Find the lines holding "JSON" and copy them.

# # # #

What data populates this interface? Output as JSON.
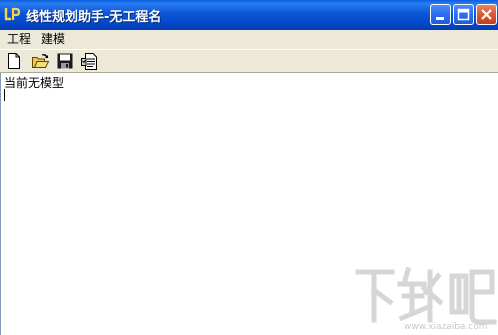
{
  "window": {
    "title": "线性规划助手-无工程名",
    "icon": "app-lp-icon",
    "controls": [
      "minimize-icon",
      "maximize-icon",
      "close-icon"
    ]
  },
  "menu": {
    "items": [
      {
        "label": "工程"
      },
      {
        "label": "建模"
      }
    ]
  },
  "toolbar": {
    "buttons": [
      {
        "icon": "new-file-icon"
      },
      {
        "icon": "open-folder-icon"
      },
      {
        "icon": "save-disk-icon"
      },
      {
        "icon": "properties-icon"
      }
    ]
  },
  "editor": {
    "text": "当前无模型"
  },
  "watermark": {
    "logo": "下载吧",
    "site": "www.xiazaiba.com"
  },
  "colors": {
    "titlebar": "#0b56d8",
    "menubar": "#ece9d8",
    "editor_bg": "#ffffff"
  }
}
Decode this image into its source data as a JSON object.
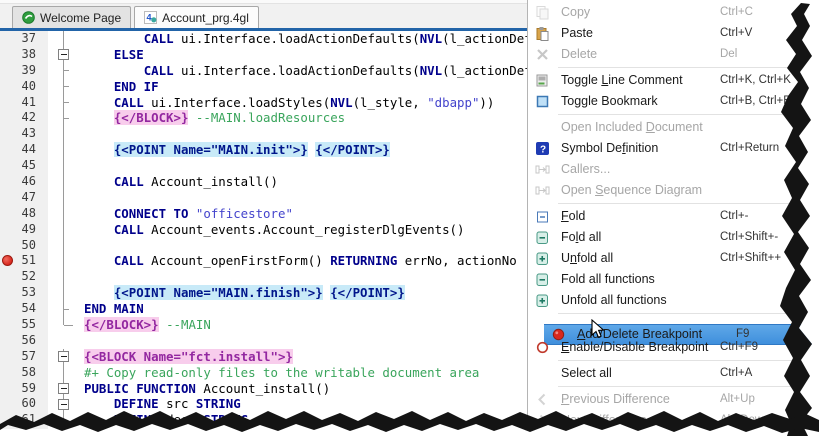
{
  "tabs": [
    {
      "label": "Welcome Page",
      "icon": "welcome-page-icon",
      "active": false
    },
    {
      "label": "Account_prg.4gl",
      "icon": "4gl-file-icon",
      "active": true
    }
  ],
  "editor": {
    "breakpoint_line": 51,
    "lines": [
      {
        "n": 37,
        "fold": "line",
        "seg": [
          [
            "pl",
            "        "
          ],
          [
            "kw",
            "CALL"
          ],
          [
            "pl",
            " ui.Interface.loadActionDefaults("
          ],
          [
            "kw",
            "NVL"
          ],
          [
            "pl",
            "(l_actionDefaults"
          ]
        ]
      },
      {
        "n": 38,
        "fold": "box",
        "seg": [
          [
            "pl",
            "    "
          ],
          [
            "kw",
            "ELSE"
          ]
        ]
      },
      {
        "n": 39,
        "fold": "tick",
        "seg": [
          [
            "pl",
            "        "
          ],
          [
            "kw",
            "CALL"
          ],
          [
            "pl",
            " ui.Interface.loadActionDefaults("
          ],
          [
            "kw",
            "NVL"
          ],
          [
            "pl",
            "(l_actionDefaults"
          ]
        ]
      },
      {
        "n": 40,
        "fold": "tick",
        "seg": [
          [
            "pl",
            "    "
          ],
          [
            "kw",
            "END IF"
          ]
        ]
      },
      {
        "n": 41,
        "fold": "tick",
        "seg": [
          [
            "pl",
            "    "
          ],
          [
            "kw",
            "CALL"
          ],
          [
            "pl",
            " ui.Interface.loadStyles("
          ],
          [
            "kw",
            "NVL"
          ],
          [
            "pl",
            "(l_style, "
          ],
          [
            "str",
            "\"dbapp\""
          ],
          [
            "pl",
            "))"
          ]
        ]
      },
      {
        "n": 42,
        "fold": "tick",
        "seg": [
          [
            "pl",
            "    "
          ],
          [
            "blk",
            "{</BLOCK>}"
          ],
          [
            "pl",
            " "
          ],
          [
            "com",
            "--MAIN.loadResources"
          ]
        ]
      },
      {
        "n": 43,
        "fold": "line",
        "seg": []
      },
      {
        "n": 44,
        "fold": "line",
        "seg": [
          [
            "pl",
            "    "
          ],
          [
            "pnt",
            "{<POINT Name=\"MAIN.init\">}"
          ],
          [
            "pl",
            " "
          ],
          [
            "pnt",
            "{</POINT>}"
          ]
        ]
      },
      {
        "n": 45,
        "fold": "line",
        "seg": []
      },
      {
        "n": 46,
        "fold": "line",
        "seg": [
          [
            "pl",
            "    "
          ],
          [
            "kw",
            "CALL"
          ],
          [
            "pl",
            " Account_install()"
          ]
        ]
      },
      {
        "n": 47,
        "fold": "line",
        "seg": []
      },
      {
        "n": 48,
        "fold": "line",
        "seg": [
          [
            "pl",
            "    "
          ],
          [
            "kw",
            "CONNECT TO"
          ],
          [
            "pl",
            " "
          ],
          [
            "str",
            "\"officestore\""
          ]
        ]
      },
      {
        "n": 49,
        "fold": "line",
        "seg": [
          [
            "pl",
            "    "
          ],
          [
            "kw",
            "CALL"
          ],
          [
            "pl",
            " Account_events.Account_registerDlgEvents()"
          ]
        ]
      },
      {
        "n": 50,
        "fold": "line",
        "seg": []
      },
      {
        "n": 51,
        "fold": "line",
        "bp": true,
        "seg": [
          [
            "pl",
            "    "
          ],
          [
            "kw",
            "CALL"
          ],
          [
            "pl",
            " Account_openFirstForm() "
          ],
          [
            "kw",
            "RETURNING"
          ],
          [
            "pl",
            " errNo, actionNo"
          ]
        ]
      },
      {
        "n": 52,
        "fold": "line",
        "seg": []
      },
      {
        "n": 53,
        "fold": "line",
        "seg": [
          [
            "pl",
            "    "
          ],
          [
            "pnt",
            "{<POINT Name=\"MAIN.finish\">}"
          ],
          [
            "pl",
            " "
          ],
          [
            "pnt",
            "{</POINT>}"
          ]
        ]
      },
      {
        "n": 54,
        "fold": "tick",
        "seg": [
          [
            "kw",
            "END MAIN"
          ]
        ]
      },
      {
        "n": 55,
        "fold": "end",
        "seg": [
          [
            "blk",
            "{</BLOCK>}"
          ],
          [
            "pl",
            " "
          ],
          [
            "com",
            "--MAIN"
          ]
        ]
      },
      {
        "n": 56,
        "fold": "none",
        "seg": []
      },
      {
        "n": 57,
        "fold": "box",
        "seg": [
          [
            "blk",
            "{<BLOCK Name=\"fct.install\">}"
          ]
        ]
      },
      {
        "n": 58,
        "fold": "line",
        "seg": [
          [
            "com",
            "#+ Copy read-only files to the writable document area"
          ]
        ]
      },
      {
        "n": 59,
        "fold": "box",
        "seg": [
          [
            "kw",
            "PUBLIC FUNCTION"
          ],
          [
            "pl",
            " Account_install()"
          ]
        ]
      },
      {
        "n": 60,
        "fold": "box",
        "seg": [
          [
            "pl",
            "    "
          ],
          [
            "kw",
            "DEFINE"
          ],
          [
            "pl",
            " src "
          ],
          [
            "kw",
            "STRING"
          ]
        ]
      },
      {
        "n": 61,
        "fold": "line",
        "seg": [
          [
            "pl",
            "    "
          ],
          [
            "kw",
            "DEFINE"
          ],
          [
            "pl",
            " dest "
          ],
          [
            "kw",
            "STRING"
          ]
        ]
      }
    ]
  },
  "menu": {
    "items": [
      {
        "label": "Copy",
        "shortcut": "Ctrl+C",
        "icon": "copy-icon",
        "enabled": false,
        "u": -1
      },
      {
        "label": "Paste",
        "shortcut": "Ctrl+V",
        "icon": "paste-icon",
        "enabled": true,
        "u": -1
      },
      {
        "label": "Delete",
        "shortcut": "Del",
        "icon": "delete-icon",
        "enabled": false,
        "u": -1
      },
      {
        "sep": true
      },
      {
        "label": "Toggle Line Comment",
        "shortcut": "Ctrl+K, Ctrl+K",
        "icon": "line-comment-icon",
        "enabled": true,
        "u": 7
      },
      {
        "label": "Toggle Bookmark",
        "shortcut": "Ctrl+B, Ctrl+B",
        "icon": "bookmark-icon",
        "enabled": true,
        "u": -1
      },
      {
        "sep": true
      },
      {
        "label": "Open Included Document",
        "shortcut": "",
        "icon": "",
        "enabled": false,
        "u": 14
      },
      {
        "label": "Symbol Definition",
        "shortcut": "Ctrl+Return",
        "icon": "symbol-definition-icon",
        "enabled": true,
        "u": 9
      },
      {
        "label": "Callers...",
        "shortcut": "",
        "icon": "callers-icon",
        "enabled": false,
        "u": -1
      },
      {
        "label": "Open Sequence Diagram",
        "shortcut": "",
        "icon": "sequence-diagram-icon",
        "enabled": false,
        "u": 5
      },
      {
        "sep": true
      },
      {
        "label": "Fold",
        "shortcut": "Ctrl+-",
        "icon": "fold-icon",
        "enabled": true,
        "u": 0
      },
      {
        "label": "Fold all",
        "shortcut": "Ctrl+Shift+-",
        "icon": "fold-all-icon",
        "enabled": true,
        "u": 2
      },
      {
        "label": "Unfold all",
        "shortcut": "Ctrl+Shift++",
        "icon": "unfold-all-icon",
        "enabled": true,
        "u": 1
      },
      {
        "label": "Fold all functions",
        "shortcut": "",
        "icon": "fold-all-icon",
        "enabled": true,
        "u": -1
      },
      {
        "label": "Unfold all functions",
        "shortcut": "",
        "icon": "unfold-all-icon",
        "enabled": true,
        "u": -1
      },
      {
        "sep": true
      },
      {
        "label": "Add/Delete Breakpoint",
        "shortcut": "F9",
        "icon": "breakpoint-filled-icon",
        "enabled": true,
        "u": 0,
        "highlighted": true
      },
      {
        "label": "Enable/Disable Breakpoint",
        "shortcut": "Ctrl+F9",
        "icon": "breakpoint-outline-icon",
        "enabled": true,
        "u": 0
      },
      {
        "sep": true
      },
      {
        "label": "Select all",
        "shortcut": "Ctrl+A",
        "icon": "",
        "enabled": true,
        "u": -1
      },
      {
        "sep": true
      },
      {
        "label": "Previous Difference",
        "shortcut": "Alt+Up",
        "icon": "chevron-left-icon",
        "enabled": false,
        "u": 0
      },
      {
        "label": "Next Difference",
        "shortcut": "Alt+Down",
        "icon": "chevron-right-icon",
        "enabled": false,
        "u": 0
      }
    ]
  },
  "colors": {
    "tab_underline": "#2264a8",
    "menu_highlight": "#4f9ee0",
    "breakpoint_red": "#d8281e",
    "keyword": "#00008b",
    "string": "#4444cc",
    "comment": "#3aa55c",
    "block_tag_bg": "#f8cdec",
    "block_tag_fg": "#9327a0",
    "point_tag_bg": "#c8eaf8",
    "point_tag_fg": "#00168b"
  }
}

# # # #

▶ [Task answer]
What data populates this interface? Output as JSON.
Decode this image into its source data as a JSON object.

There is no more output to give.